Search the data below for "this"; list each line that holds it.

### Dataset content
□ □ □ □

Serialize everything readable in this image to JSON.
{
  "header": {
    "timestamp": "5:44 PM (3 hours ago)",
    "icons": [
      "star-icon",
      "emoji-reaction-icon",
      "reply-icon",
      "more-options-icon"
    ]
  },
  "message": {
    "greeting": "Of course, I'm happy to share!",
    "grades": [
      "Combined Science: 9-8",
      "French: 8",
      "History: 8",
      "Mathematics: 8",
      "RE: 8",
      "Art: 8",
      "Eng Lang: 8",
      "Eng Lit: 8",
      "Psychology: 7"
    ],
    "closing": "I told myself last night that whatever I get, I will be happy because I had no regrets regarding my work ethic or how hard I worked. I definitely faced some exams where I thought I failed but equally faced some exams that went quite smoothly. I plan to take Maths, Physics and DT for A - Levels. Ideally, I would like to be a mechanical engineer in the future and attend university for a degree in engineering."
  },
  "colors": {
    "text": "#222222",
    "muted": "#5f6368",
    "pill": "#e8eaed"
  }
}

□ □ □ □

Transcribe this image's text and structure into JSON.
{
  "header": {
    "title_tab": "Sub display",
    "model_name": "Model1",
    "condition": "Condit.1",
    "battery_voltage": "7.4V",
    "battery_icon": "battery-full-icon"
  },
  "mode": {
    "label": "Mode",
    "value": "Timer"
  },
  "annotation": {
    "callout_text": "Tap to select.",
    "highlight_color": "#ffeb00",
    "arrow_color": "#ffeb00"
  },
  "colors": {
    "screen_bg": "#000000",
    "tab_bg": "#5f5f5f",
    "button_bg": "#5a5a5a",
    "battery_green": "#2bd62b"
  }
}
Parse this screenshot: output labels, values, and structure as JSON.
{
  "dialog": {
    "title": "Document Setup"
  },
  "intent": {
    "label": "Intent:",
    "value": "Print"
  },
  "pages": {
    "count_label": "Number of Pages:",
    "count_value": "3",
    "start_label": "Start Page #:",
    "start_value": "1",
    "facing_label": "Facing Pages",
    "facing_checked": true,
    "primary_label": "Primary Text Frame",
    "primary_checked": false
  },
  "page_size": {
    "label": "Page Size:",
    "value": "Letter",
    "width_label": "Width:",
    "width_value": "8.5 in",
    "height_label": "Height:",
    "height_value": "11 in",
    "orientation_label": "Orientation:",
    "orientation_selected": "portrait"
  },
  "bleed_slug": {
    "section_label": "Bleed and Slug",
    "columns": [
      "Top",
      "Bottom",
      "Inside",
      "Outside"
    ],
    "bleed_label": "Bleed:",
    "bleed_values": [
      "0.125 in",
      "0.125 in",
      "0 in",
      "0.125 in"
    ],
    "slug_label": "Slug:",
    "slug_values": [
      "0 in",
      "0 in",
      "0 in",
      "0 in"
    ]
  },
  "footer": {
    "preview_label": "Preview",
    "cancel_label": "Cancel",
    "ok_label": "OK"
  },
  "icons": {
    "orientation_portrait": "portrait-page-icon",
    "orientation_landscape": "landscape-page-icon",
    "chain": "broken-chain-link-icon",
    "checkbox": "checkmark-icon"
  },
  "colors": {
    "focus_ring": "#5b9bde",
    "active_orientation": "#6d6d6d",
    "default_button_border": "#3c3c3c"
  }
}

□ □ □ □

### Task response
Serialize everything readable in this image to JSON.
Transcribe this image's text and structure into JSON.
Parse this screenshot: output labels, values, and structure as JSON.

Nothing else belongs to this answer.